» Task description
All of the material below is to be restated word for word, apart from the pictures.

[Chart and figure data]
>>>>>
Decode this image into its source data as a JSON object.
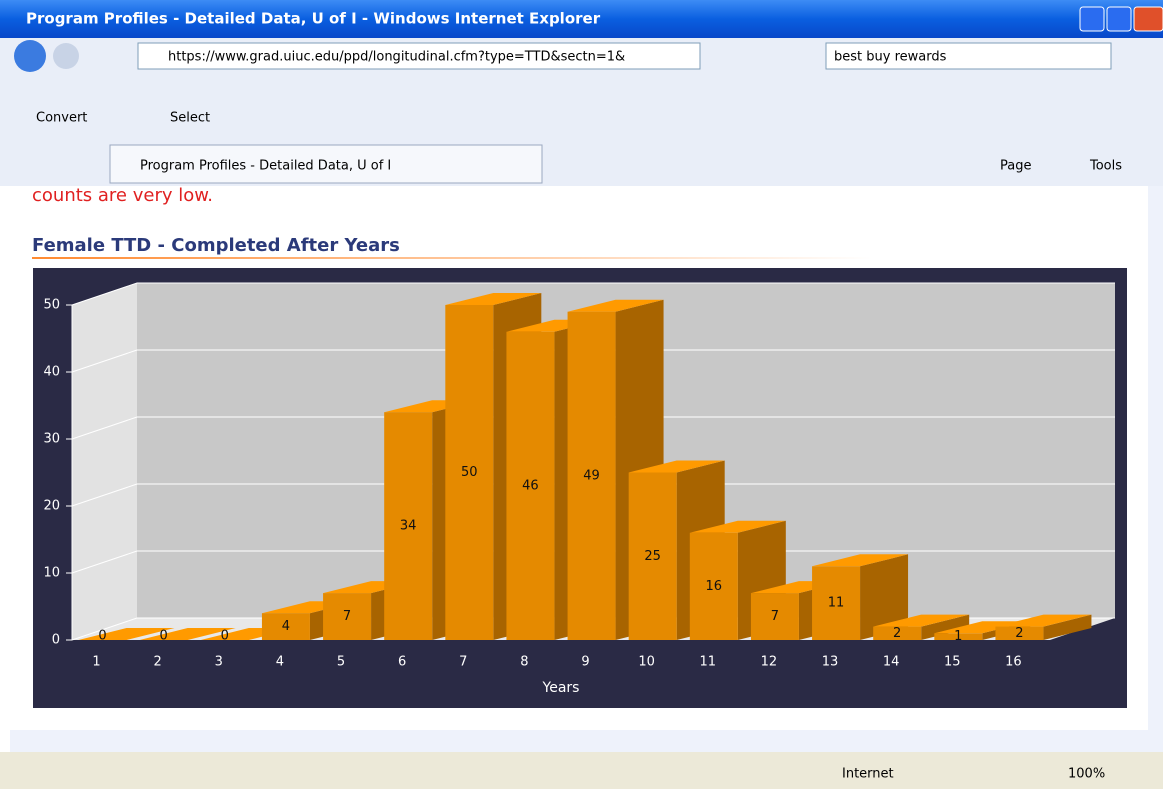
{
  "window": {
    "title": "Program Profiles - Detailed Data, U of I - Windows Internet Explorer"
  },
  "address": "https://www.grad.uiuc.edu/ppd/longitudinal.cfm?type=TTD&sectn=1&",
  "search": "best buy rewards",
  "toolbar": [
    "Convert",
    "Select"
  ],
  "tab": "Program Profiles - Detailed Data, U of I",
  "commands": [
    "Page",
    "Tools"
  ],
  "page": {
    "partial_text": "counts are very low.",
    "heading": "Female TTD - Completed After Years"
  },
  "chart_data": {
    "type": "bar",
    "categories": [
      "1",
      "2",
      "3",
      "4",
      "5",
      "6",
      "7",
      "8",
      "9",
      "10",
      "11",
      "12",
      "13",
      "14",
      "15",
      "16"
    ],
    "values": [
      0,
      0,
      0,
      4,
      7,
      34,
      50,
      46,
      49,
      25,
      16,
      7,
      11,
      2,
      1,
      2
    ],
    "xlabel": "Years",
    "ylim": [
      0,
      50
    ],
    "yticks": [
      0,
      10,
      20,
      30,
      40,
      50
    ],
    "grid": true,
    "color": "#e58a00"
  },
  "status": {
    "zone": "Internet",
    "zoom": "100%"
  }
}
<<<<<
» The completed task
Decode this image into its source data as a JSON object.
{
  "window": {
    "title": "Program Profiles - Detailed Data, U of I - Windows Internet Explorer"
  },
  "address": "https://www.grad.uiuc.edu/ppd/longitudinal.cfm?type=TTD&sectn=1&",
  "search": "best buy rewards",
  "toolbar": [
    "Convert",
    "Select"
  ],
  "tab": "Program Profiles - Detailed Data, U of I",
  "commands": [
    "Page",
    "Tools"
  ],
  "page": {
    "partial_text": "counts are very low.",
    "heading": "Female TTD - Completed After Years"
  },
  "chart_data": {
    "type": "bar",
    "categories": [
      "1",
      "2",
      "3",
      "4",
      "5",
      "6",
      "7",
      "8",
      "9",
      "10",
      "11",
      "12",
      "13",
      "14",
      "15",
      "16"
    ],
    "values": [
      0,
      0,
      0,
      4,
      7,
      34,
      50,
      46,
      49,
      25,
      16,
      7,
      11,
      2,
      1,
      2
    ],
    "xlabel": "Years",
    "ylim": [
      0,
      50
    ],
    "yticks": [
      0,
      10,
      20,
      30,
      40,
      50
    ],
    "grid": true,
    "color": "#e58a00"
  },
  "status": {
    "zone": "Internet",
    "zoom": "100%"
  }
}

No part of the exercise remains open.